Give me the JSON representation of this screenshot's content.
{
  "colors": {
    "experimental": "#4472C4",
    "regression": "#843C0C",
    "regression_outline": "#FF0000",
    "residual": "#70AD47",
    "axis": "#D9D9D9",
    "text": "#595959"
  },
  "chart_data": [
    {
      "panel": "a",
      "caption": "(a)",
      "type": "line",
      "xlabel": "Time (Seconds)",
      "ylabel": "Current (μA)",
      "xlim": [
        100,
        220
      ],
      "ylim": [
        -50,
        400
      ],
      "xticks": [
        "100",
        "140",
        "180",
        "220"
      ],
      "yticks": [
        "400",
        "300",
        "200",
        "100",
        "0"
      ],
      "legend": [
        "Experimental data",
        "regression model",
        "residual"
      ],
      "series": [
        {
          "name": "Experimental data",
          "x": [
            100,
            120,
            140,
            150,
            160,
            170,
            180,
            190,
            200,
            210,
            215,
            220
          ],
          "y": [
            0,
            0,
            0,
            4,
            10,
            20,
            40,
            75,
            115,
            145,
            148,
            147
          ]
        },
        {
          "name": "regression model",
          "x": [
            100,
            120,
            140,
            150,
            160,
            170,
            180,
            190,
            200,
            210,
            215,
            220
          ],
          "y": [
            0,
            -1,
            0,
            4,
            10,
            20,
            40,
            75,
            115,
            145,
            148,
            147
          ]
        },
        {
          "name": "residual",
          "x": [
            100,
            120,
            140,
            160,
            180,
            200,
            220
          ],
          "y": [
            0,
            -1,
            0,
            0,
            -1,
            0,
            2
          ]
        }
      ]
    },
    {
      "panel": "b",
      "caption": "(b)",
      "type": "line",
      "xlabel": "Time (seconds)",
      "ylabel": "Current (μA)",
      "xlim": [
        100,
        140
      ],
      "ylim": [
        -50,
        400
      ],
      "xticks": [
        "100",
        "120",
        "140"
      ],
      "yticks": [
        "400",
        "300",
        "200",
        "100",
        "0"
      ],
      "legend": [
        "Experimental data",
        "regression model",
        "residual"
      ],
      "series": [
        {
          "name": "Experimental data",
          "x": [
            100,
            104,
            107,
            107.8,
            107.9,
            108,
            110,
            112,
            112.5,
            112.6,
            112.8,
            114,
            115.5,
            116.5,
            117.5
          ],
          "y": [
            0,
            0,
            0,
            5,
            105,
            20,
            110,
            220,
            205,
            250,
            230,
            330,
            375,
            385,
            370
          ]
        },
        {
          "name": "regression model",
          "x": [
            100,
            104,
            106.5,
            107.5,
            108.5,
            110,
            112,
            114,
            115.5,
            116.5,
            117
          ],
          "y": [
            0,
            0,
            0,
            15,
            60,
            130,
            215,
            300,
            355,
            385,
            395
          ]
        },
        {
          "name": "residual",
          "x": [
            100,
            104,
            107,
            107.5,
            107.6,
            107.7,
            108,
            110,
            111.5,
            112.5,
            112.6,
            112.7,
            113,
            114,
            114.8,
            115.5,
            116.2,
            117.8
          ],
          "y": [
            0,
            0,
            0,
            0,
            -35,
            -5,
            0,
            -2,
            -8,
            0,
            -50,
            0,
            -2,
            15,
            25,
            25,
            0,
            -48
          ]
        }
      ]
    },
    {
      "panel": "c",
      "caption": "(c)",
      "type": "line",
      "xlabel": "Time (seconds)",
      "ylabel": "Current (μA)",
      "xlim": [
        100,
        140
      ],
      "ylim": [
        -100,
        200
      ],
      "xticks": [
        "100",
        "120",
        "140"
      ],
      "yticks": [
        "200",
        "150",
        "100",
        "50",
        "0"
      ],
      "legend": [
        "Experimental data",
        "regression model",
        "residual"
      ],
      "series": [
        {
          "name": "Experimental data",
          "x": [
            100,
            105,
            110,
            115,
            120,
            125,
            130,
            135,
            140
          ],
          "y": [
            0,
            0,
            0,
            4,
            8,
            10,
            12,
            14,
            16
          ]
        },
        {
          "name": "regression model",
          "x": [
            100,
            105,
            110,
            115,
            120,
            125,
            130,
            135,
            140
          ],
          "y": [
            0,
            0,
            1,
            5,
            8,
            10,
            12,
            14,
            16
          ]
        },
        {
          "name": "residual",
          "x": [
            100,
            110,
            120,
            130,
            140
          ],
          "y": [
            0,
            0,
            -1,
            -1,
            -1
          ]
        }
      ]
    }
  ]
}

⁂

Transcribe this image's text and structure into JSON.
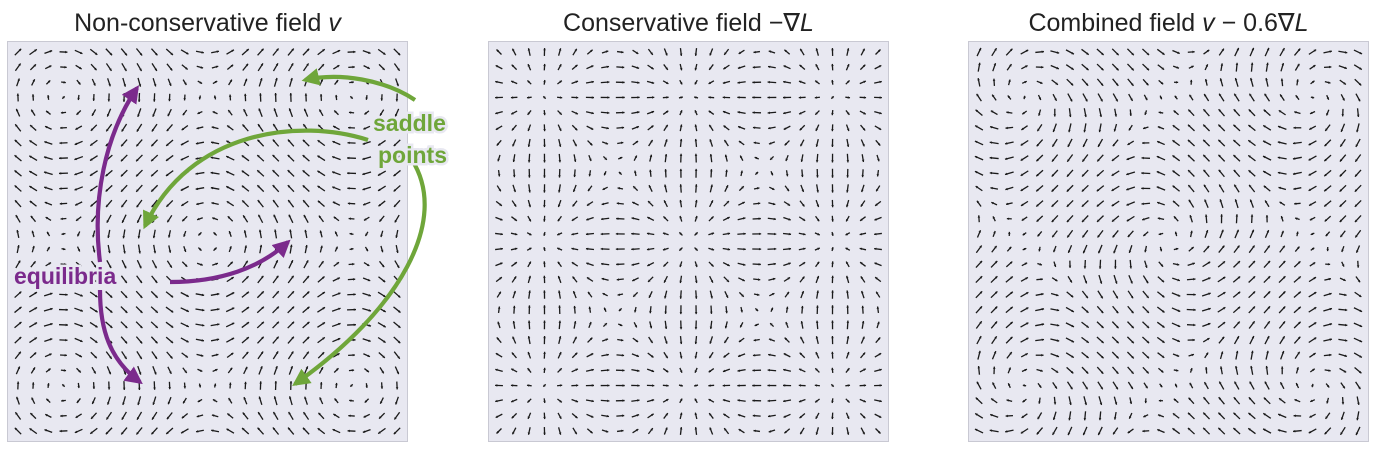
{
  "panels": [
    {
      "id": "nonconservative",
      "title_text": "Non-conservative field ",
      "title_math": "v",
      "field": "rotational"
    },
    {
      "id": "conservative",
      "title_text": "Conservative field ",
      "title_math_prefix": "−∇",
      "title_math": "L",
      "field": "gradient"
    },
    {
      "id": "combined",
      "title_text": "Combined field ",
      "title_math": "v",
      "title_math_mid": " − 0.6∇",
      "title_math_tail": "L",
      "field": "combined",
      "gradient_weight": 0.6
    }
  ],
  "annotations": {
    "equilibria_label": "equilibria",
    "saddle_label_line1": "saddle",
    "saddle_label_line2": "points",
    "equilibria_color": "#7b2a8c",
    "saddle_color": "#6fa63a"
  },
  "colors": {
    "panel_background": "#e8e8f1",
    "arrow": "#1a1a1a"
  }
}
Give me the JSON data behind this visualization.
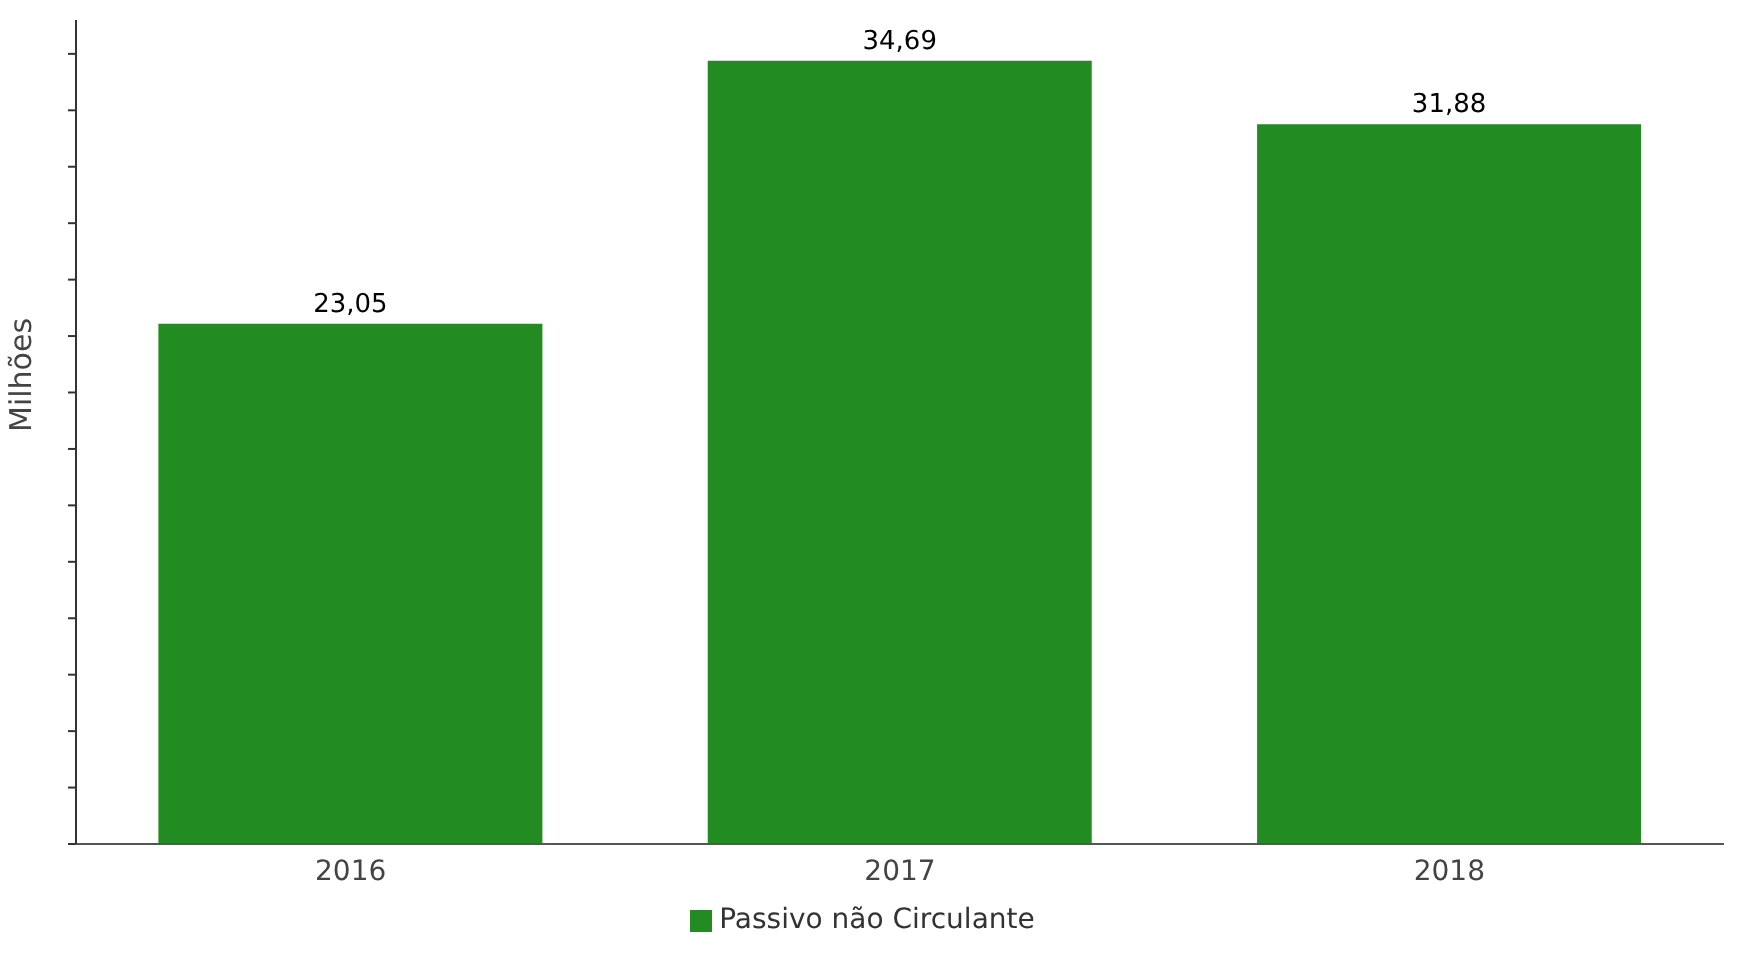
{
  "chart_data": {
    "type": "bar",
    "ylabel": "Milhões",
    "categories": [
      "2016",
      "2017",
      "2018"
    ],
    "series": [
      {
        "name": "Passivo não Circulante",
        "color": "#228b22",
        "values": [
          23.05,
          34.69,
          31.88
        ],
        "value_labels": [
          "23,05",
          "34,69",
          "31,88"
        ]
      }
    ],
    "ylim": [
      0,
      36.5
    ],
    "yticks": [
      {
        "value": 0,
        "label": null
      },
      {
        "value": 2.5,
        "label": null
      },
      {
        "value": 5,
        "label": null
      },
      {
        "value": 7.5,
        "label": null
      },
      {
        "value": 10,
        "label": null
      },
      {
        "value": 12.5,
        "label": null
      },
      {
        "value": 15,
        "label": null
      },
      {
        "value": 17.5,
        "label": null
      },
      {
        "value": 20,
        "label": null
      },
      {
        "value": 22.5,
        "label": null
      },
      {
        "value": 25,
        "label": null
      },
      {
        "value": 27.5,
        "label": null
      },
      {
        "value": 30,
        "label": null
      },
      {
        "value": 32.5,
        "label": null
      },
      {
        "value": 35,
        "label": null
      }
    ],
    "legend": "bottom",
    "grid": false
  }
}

⁂

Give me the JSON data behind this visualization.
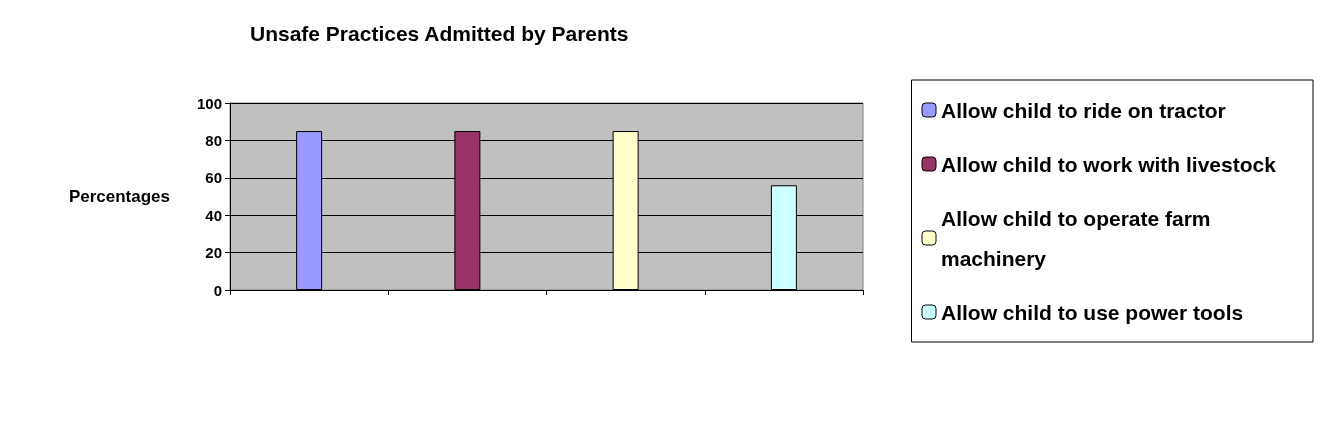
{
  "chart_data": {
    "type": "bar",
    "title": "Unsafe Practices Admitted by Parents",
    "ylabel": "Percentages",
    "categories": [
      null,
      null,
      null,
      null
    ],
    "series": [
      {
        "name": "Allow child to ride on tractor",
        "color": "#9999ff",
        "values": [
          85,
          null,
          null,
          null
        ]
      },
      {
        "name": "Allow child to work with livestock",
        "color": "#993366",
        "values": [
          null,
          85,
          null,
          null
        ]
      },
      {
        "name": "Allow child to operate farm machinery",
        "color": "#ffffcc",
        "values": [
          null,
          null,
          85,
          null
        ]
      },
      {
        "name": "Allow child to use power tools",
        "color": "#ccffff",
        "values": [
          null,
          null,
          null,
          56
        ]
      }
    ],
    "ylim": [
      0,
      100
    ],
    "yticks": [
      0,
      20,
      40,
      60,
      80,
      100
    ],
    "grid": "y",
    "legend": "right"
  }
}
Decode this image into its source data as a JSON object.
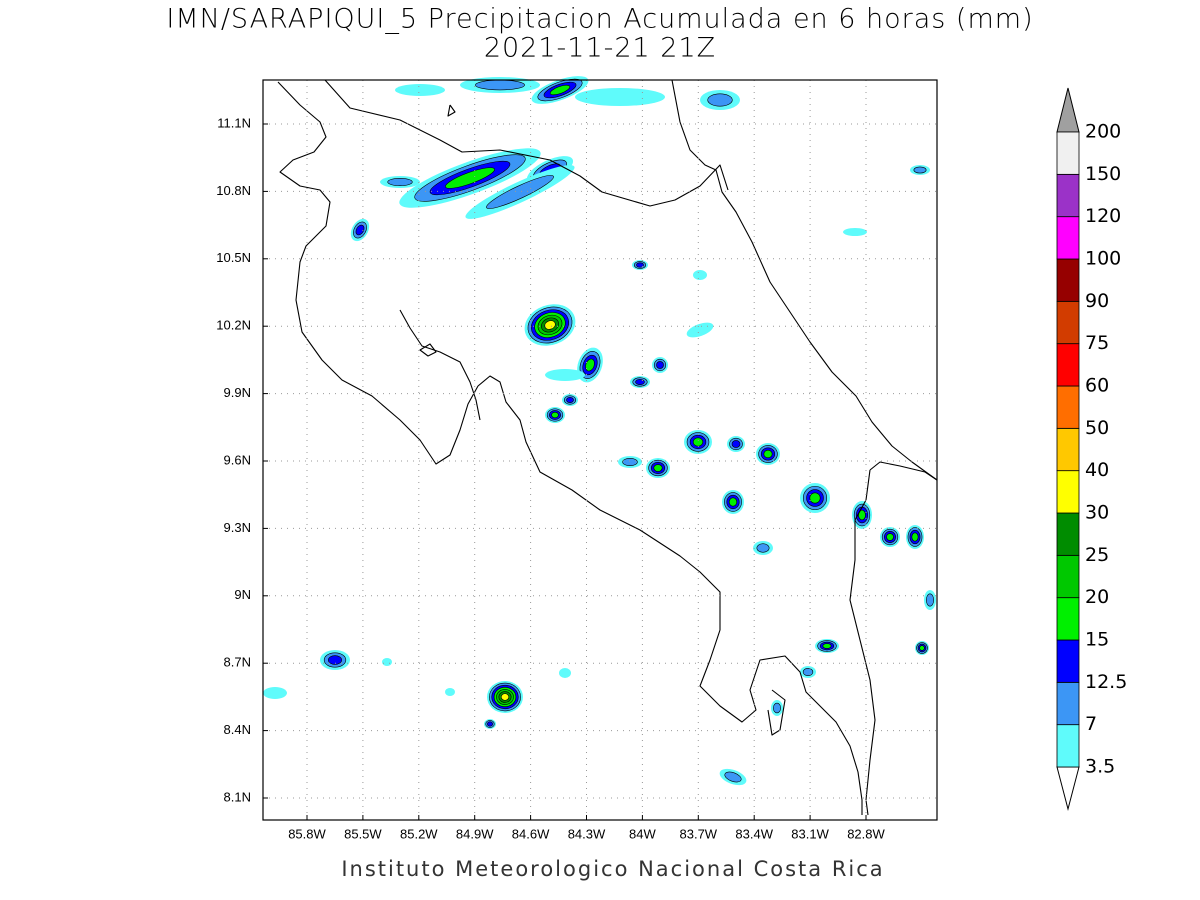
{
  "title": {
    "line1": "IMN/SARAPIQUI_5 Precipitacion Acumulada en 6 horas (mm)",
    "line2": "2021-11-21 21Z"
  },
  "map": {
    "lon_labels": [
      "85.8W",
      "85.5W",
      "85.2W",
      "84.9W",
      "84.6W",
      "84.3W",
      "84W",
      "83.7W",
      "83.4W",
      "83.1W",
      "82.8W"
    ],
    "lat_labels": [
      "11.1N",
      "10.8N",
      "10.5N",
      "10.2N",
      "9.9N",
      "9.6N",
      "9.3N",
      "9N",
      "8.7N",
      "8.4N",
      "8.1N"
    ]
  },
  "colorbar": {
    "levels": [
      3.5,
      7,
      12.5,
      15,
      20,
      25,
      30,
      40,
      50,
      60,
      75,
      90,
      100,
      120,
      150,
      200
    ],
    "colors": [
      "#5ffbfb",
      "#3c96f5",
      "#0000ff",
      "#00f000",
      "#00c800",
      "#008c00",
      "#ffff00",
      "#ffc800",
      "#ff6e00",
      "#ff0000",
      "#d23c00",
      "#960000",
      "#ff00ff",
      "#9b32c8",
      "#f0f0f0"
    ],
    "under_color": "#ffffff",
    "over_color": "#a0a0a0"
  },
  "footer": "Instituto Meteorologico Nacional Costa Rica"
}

⁂

Aim
Using the records above, list each line that includes "JSON".

Solution
Give me the JSON representation of this screenshot's content.
Transcribe this image's text and structure into JSON.
Give me the JSON data behind this visualization.
Give me the JSON data behind this visualization.
Decode this image into its source data as a JSON object.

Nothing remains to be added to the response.